__Collected data__
===

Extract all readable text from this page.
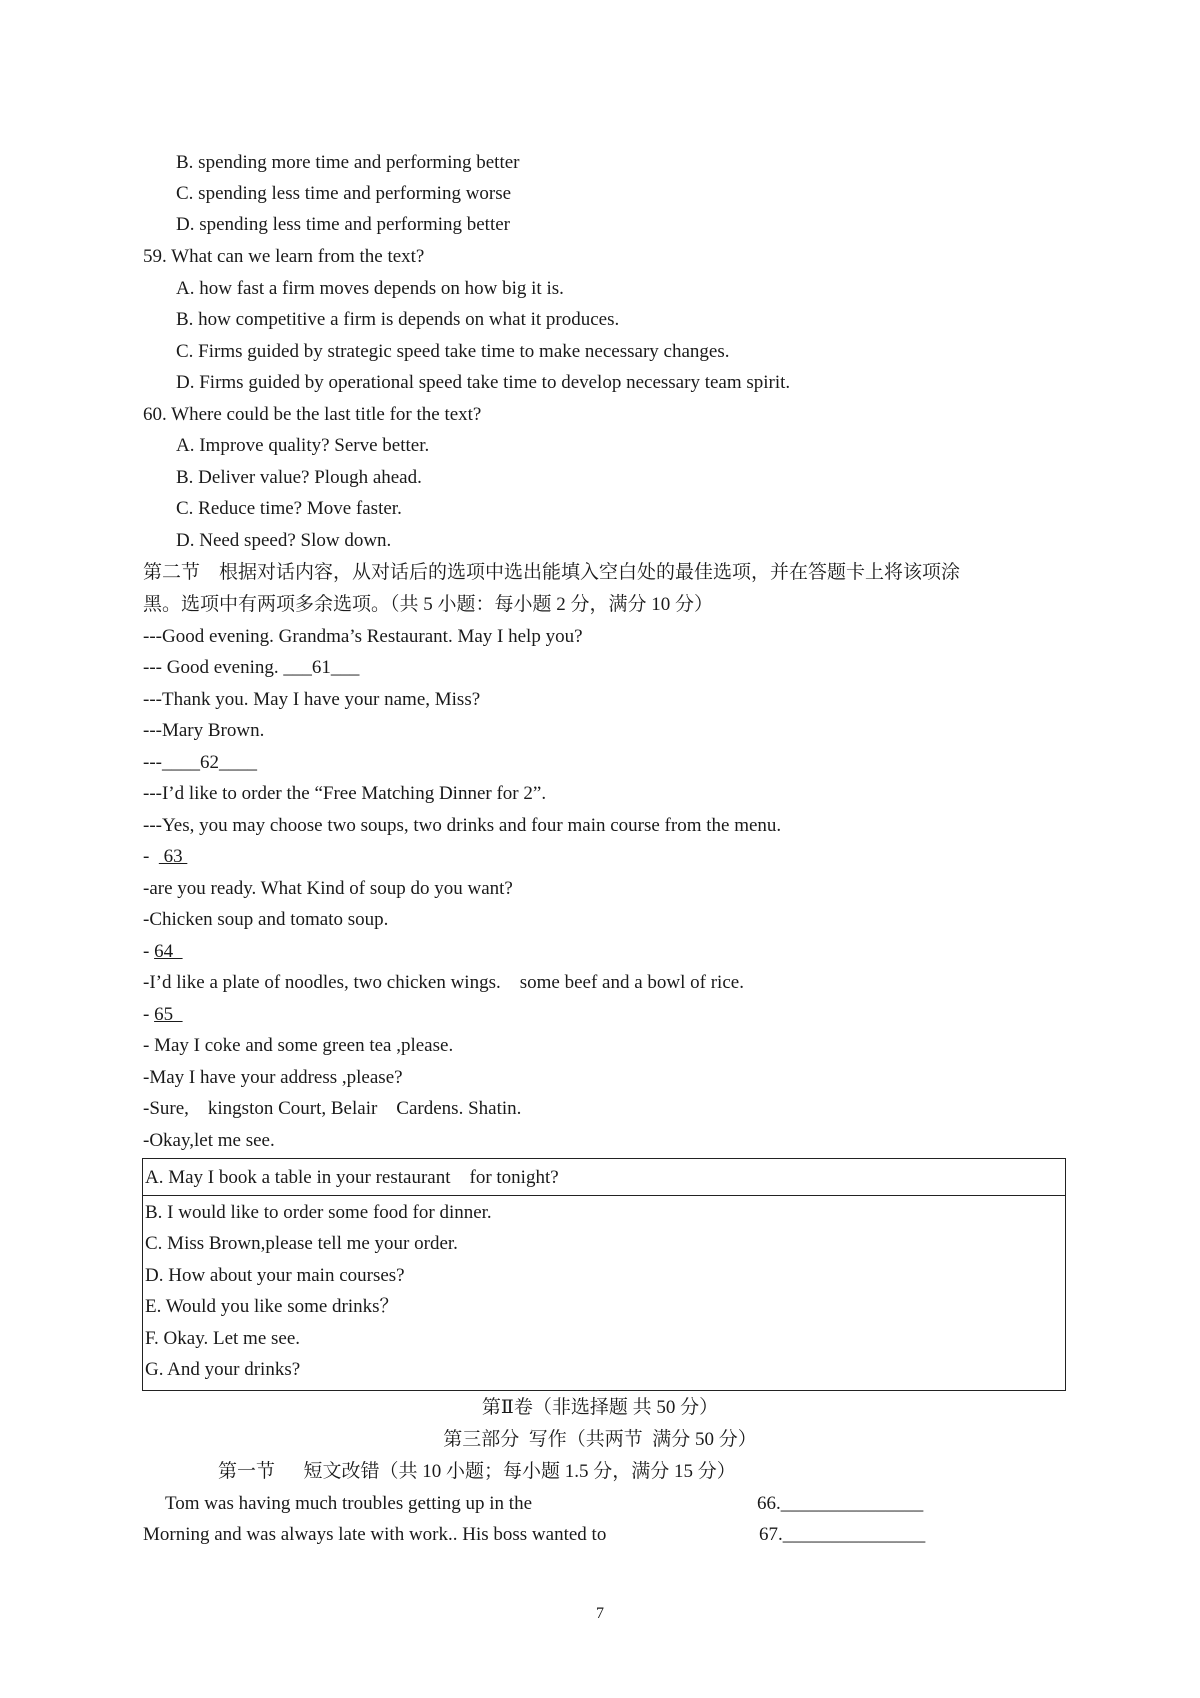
B. spending more time and performing better
C. spending less time and performing worse
D. spending less time and performing better
59. What can we learn from the text?
A. how fast a firm moves depends on how big it is.
B. how competitive a firm is depends on what it produces.
C. Firms guided by strategic speed take time to make necessary changes.
D. Firms guided by operational speed take time to develop necessary team spirit.
60. Where could be the last title for the text?
A. Improve quality? Serve better.
B. Deliver value? Plough ahead.
C. Reduce time? Move faster.
D. Need speed? Slow down.
第二节　根据对话内容，从对话后的选项中选出能填入空白处的最佳选项，并在答题卡上将该项涂
黑。选项中有两项多余选项。（共 5 小题：每小题 2 分，满分 10 分）
---Good evening. Grandma’s Restaurant. May I help you?
--- Good evening. ___61___
---Thank you. May I have your name, Miss?
---Mary Brown.
---____62____
---I’d like to order the “Free Matching Dinner for 2”.
---Yes, you may choose two soups, two drinks and four main course from the menu.
-   63
-are you ready. What Kind of soup do you want?
-Chicken soup and tomato soup.
- 64
-I’d like a plate of noodles, two chicken wings.    some beef and a bowl of rice.
- 65
- May I coke and some green tea ,please.
-May I have your address ,please?
-Sure,    kingston Court, Belair    Cardens. Shatin.
-Okay,let me see.
A. May I book a table in your restaurant    for tonight?
B. I would like to order some food for dinner.
C. Miss Brown,please tell me your order.
D. How about your main courses?
E. Would you like some drinks？
F. Okay. Let me see.
G. And your drinks?
第Ⅱ卷（非选择题 共 50 分）
第三部分  写作（共两节  满分 50 分）
第一节　  短文改错（共 10 小题；每小题 1.5 分，满分 15 分）
Tom was having much troubles getting up in the	66._______________
Morning and was always late with work.. His boss wanted to	67._______________
7
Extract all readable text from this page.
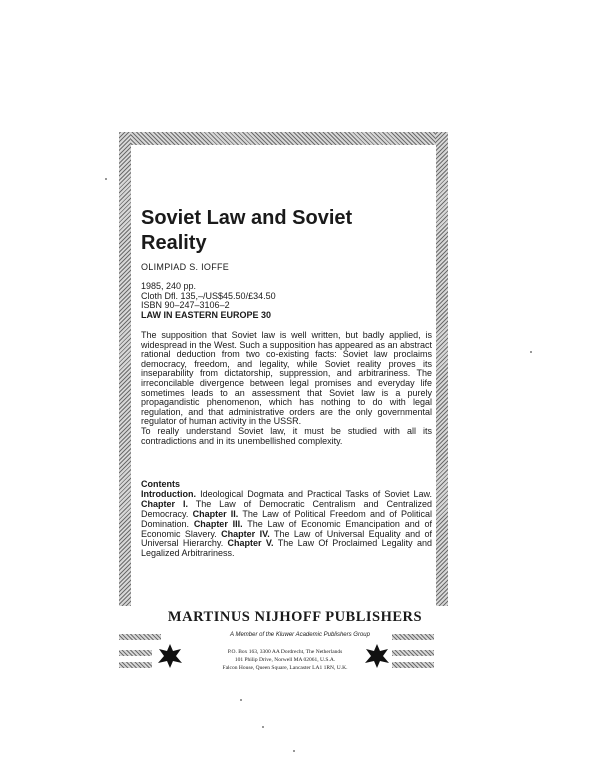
Soviet Law and Soviet Reality
OLIMPIAD S. IOFFE
1985, 240 pp.
Cloth Dfl. 135,–/US$45.50/£34.50
ISBN 90–247–3106–2
LAW IN EASTERN EUROPE 30

The supposition that Soviet law is well written, but badly applied, is widespread in the West. Such a supposition has appeared as an abstract rational deduction from two co-existing facts: Soviet law proclaims democracy, freedom, and legality, while Soviet reality proves its inseparability from dictatorship, suppression, and arbitrariness. The irreconcilable divergence between legal promises and everyday life sometimes leads to an assessment that Soviet law is a purely propagandistic phenomenon, which has nothing to do with legal regulation, and that administrative orders are the only governmental regulator of human activity in the USSR.

To really understand Soviet law, it must be studied with all its contradictions and in its unembellished complexity.

Contents
Introduction. Ideological Dogmata and Practical Tasks of Soviet Law. Chapter I. The Law of Democratic Centralism and Centralized Democracy. Chapter II. The Law of Political Freedom and of Political Domination. Chapter III. The Law of Economic Emancipation and of Economic Slavery. Chapter IV. The Law of Universal Equality and of Universal Hierarchy. Chapter V. The Law Of Proclaimed Legality and Legalized Arbitrariness.
MARTINUS NIJHOFF PUBLISHERS
A Member of the Kluwer Academic Publishers Group
P.O. Box 163, 3300 AA Dordrecht, The Netherlands
101 Philip Drive, Norwell MA 02061, U.S.A.
Falcon House, Queen Square, Lancaster LA1 1RN, U.K.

===

__WHAT YOU SHOULD DO__
Write out each line of the data exactly; the images should be left out.

__TASK ANSWER__
Extract all readable text from this page.
B. spending more time and performing better
C. spending less time and performing worse
D. spending less time and performing better
59. What can we learn from the text?
A. how fast a firm moves depends on how big it is.
B. how competitive a firm is depends on what it produces.
C. Firms guided by strategic speed take time to make necessary changes.
D. Firms guided by operational speed take time to develop necessary team spirit.
60. Where could be the last title for the text?
A. Improve quality? Serve better.
B. Deliver value? Plough ahead.
C. Reduce time? Move faster.
D. Need speed? Slow down.
第二节　根据对话内容，从对话后的选项中选出能填入空白处的最佳选项，并在答题卡上将该项涂
黑。选项中有两项多余选项。（共 5 小题：每小题 2 分，满分 10 分）
---Good evening. Grandma’s Restaurant. May I help you?
--- Good evening. ___61___
---Thank you. May I have your name, Miss?
---Mary Brown.
---____62____
---I’d like to order the “Free Matching Dinner for 2”.
---Yes, you may choose two soups, two drinks and four main course from the menu.
-   63
-are you ready. What Kind of soup do you want?
-Chicken soup and tomato soup.
- 64
-I’d like a plate of noodles, two chicken wings.    some beef and a bowl of rice.
- 65
- May I coke and some green tea ,please.
-May I have your address ,please?
-Sure,    kingston Court, Belair    Cardens. Shatin.
-Okay,let me see.
A. May I book a table in your restaurant    for tonight?
B. I would like to order some food for dinner.
C. Miss Brown,please tell me your order.
D. How about your main courses?
E. Would you like some drinks？
F. Okay. Let me see.
G. And your drinks?
第Ⅱ卷（非选择题 共 50 分）
第三部分  写作（共两节  满分 50 分）
第一节　  短文改错（共 10 小题；每小题 1.5 分，满分 15 分）
Tom was having much troubles getting up in the	66._______________
Morning and was always late with work.. His boss wanted to	67._______________
7
Extract all readable text from this page.
Soviet Law and Soviet Reality
OLIMPIAD S. IOFFE
1985, 240 pp.
Cloth Dfl. 135,–/US$45.50/£34.50
ISBN 90–247–3106–2
LAW IN EASTERN EUROPE 30

The supposition that Soviet law is well written, but badly applied, is widespread in the West. Such a supposition has appeared as an abstract rational deduction from two co-existing facts: Soviet law proclaims democracy, freedom, and legality, while Soviet reality proves its inseparability from dictatorship, suppression, and arbitrariness. The irreconcilable divergence between legal promises and everyday life sometimes leads to an assessment that Soviet law is a purely propagandistic phenomenon, which has nothing to do with legal regulation, and that administrative orders are the only governmental regulator of human activity in the USSR.

To really understand Soviet law, it must be studied with all its contradictions and in its unembellished complexity.

Contents
Introduction. Ideological Dogmata and Practical Tasks of Soviet Law. Chapter I. The Law of Democratic Centralism and Centralized Democracy. Chapter II. The Law of Political Freedom and of Political Domination. Chapter III. The Law of Economic Emancipation and of Economic Slavery. Chapter IV. The Law of Universal Equality and of Universal Hierarchy. Chapter V. The Law Of Proclaimed Legality and Legalized Arbitrariness.
MARTINUS NIJHOFF PUBLISHERS
A Member of the Kluwer Academic Publishers Group
P.O. Box 163, 3300 AA Dordrecht, The Netherlands
101 Philip Drive, Norwell MA 02061, U.S.A.
Falcon House, Queen Square, Lancaster LA1 1RN, U.K.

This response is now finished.